-- begin --

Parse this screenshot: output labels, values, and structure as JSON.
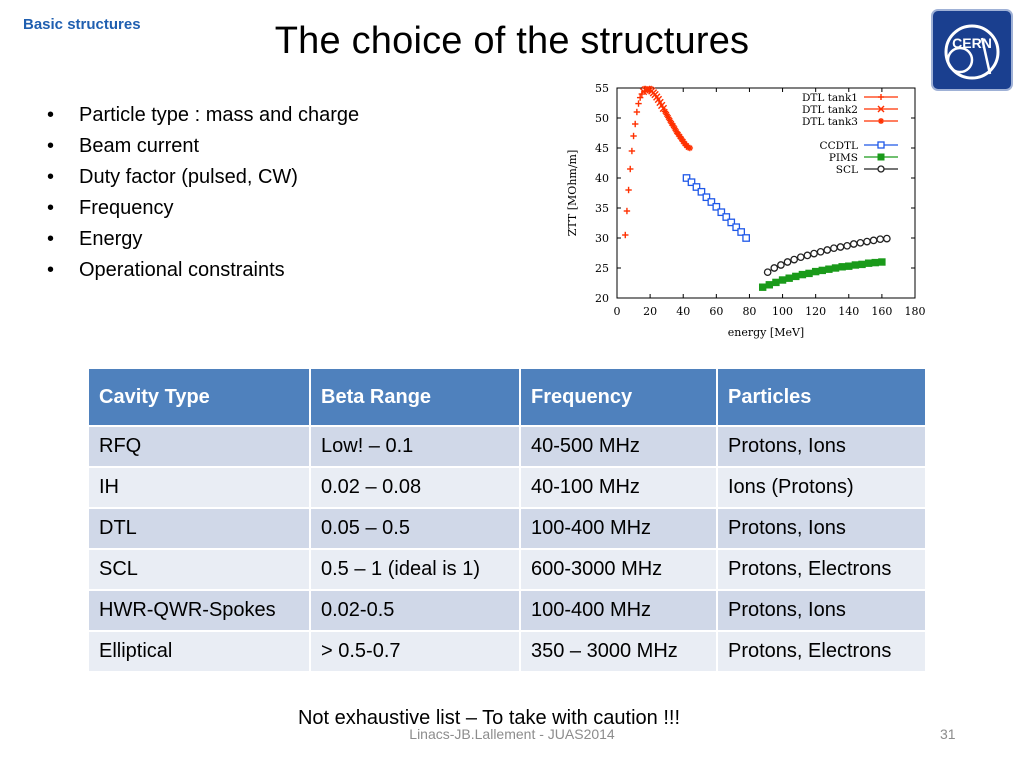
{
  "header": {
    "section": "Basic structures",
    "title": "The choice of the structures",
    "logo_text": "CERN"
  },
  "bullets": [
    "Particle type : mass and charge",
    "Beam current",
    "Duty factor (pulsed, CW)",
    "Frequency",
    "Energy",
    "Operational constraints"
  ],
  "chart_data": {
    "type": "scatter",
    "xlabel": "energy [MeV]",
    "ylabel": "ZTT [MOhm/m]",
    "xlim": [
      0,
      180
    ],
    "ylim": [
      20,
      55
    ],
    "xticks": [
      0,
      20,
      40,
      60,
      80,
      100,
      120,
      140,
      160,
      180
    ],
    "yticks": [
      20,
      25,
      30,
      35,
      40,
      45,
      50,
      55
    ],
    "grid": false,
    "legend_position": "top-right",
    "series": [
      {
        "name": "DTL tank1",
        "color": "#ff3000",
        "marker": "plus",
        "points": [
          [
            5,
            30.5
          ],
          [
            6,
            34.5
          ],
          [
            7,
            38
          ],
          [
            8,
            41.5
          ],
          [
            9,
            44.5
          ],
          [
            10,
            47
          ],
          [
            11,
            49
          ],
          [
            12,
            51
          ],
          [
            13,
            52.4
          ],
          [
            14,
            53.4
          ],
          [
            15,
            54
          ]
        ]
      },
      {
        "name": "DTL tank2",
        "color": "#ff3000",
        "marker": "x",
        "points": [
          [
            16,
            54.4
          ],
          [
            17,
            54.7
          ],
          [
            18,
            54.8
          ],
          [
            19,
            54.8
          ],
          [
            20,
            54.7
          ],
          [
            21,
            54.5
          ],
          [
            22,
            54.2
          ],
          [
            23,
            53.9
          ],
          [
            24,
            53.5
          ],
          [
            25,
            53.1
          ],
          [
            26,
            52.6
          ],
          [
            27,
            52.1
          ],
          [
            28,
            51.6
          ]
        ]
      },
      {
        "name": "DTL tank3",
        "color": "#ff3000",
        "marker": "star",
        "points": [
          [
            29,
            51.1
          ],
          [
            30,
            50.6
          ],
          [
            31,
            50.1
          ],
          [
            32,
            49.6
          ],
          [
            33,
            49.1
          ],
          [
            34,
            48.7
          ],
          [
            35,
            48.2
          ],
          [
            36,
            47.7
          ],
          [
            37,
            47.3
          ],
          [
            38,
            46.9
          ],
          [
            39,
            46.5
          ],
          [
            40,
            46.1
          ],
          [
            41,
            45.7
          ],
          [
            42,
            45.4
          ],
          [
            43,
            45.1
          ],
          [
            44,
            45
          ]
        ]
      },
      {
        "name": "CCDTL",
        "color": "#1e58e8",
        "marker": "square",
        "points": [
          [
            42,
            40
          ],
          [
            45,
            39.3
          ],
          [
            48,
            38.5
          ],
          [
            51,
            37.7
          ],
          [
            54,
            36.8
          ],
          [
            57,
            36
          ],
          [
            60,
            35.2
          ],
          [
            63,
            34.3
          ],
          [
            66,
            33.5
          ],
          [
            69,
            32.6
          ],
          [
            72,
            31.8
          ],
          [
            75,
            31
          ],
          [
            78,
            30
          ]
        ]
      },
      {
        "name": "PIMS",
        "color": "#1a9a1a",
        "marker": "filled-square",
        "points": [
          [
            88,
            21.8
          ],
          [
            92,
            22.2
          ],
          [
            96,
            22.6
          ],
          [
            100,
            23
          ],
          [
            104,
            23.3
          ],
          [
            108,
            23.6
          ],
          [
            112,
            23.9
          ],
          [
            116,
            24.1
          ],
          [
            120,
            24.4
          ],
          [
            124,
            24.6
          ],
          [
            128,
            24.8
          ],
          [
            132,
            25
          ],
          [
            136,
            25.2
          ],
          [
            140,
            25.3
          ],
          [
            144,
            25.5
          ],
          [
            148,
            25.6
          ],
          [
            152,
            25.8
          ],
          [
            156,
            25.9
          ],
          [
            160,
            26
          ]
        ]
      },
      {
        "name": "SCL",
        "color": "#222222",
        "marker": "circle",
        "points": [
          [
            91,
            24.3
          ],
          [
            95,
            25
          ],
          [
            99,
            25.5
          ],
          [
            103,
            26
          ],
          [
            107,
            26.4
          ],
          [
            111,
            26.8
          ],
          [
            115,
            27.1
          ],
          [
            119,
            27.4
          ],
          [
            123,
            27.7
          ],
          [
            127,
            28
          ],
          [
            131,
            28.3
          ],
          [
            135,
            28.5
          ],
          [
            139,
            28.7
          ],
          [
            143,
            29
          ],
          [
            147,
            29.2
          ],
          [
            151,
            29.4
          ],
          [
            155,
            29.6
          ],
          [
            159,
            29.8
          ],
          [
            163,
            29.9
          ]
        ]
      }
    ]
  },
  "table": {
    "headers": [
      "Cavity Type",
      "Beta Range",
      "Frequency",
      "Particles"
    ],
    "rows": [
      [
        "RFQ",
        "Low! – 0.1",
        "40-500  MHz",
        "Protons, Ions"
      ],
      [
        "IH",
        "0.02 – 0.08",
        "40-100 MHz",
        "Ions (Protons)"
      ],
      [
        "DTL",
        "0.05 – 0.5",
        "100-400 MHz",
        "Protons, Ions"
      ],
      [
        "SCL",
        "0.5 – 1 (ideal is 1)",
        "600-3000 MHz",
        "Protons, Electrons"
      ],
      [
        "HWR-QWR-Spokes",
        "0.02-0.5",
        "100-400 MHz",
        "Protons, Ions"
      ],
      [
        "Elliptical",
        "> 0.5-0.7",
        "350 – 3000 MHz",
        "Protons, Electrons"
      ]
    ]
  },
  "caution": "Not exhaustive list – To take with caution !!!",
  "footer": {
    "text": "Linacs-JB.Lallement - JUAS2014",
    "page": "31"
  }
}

-- end --
-- begin --

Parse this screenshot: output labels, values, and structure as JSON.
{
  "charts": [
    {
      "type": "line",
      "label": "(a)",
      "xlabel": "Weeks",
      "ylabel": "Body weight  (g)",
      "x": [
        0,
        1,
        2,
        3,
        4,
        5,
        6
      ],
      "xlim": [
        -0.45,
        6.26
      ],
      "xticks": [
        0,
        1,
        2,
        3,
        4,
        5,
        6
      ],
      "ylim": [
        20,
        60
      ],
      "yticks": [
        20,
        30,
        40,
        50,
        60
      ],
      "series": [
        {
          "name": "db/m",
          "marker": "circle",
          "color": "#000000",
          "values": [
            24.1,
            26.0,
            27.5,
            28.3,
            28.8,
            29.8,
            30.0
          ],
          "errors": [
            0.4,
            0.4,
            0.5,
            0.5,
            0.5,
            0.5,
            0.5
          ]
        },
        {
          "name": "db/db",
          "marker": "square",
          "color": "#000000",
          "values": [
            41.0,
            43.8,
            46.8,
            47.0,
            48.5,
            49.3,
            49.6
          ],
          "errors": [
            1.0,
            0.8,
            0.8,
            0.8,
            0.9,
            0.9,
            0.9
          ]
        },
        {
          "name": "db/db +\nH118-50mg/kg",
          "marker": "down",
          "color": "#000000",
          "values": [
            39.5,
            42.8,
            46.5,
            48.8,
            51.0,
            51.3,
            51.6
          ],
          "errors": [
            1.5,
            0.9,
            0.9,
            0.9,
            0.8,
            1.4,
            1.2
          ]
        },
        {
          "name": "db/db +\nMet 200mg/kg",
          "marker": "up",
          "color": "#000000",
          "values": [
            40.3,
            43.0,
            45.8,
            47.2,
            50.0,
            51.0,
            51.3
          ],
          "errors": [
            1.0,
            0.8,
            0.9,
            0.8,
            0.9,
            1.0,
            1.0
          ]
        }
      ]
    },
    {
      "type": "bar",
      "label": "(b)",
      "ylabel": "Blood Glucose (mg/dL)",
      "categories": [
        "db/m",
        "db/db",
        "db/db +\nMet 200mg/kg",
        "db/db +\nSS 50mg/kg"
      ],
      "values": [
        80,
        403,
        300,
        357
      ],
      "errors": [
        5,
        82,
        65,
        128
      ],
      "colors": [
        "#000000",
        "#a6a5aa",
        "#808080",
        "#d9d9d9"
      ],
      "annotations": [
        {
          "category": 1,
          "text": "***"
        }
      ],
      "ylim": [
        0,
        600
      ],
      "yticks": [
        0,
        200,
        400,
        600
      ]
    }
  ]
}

-- end --
-- begin --

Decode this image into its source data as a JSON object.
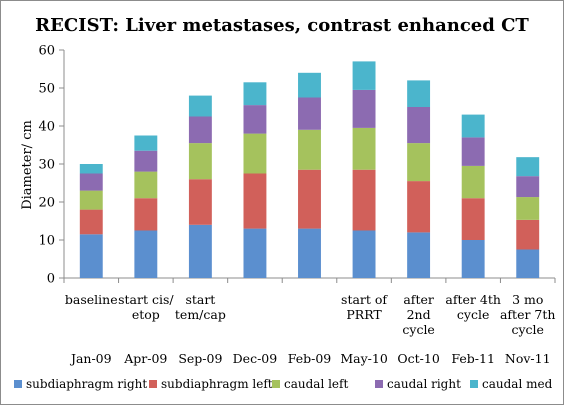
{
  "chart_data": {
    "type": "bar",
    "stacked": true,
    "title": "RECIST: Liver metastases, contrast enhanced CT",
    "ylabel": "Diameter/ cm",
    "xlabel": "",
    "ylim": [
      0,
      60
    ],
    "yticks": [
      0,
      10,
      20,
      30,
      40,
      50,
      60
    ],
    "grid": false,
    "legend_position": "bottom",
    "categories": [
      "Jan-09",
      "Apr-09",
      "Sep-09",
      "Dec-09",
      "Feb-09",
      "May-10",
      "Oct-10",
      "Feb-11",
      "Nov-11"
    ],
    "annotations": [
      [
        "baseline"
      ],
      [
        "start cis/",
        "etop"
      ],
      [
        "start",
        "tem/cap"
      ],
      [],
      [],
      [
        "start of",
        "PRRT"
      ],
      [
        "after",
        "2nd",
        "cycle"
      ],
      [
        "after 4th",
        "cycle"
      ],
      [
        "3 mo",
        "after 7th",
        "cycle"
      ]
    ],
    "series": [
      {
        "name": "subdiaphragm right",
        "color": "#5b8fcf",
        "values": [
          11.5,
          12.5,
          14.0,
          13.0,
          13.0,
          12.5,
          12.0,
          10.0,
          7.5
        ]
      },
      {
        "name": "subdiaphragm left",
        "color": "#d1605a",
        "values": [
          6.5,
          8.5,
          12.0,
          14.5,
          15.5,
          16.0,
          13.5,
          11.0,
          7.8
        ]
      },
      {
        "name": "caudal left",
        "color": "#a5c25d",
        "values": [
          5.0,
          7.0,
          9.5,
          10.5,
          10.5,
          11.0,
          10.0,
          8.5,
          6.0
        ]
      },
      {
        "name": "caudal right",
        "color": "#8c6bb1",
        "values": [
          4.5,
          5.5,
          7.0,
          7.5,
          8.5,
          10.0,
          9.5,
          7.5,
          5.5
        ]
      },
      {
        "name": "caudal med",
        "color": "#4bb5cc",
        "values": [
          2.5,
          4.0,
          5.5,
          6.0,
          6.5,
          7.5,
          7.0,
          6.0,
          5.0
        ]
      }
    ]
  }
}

-- end --

* [Work to be completed] Show every line of the records above that contains the word "xlabel".

* [Task response]
    "xlabel": "energy [MeV]",
      "xlabel": "Weeks",
    "xlabel": "",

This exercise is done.